[Stored items]
▬▬▬▬▬▬▬▬▬▬

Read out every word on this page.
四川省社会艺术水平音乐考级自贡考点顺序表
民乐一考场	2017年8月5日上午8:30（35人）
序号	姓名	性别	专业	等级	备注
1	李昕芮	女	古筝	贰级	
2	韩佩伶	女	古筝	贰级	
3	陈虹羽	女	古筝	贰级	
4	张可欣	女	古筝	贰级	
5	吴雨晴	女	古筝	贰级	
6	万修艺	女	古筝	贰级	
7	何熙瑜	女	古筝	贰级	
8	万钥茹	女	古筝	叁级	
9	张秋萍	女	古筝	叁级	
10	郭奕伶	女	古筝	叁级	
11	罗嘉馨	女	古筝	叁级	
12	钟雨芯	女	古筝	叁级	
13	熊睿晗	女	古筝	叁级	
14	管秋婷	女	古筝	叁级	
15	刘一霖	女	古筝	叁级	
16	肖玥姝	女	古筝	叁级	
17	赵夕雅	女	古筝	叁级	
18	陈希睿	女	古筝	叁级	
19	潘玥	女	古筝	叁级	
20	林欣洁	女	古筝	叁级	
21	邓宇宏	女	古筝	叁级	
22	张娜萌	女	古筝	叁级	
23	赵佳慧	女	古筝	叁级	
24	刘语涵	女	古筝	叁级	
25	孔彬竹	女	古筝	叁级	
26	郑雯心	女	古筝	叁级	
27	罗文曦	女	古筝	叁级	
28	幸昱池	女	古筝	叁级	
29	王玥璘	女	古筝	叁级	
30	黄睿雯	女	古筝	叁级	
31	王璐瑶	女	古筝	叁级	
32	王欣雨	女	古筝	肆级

▬▬▬▬▬▬▬▬▬▬

● **Your instructions**: From the records above, extract every line exactly as it stands.

● **Solution to the problem**:
Read out every word on this page.
四川省社会艺术水平音乐考级自贡考点顺序表
民乐一考场	2017年8月5日上午8:30（35人）
序号	姓名	性别	专业	等级	备注
1	李昕芮	女	古筝	贰级	
2	韩佩伶	女	古筝	贰级	
3	陈虹羽	女	古筝	贰级	
4	张可欣	女	古筝	贰级	
5	吴雨晴	女	古筝	贰级	
6	万修艺	女	古筝	贰级	
7	何熙瑜	女	古筝	贰级	
8	万钥茹	女	古筝	叁级	
9	张秋萍	女	古筝	叁级	
10	郭奕伶	女	古筝	叁级	
11	罗嘉馨	女	古筝	叁级	
12	钟雨芯	女	古筝	叁级	
13	熊睿晗	女	古筝	叁级	
14	管秋婷	女	古筝	叁级	
15	刘一霖	女	古筝	叁级	
16	肖玥姝	女	古筝	叁级	
17	赵夕雅	女	古筝	叁级	
18	陈希睿	女	古筝	叁级	
19	潘玥	女	古筝	叁级	
20	林欣洁	女	古筝	叁级	
21	邓宇宏	女	古筝	叁级	
22	张娜萌	女	古筝	叁级	
23	赵佳慧	女	古筝	叁级	
24	刘语涵	女	古筝	叁级	
25	孔彬竹	女	古筝	叁级	
26	郑雯心	女	古筝	叁级	
27	罗文曦	女	古筝	叁级	
28	幸昱池	女	古筝	叁级	
29	王玥璘	女	古筝	叁级	
30	黄睿雯	女	古筝	叁级	
31	王璐瑶	女	古筝	叁级	
32	王欣雨	女	古筝	肆级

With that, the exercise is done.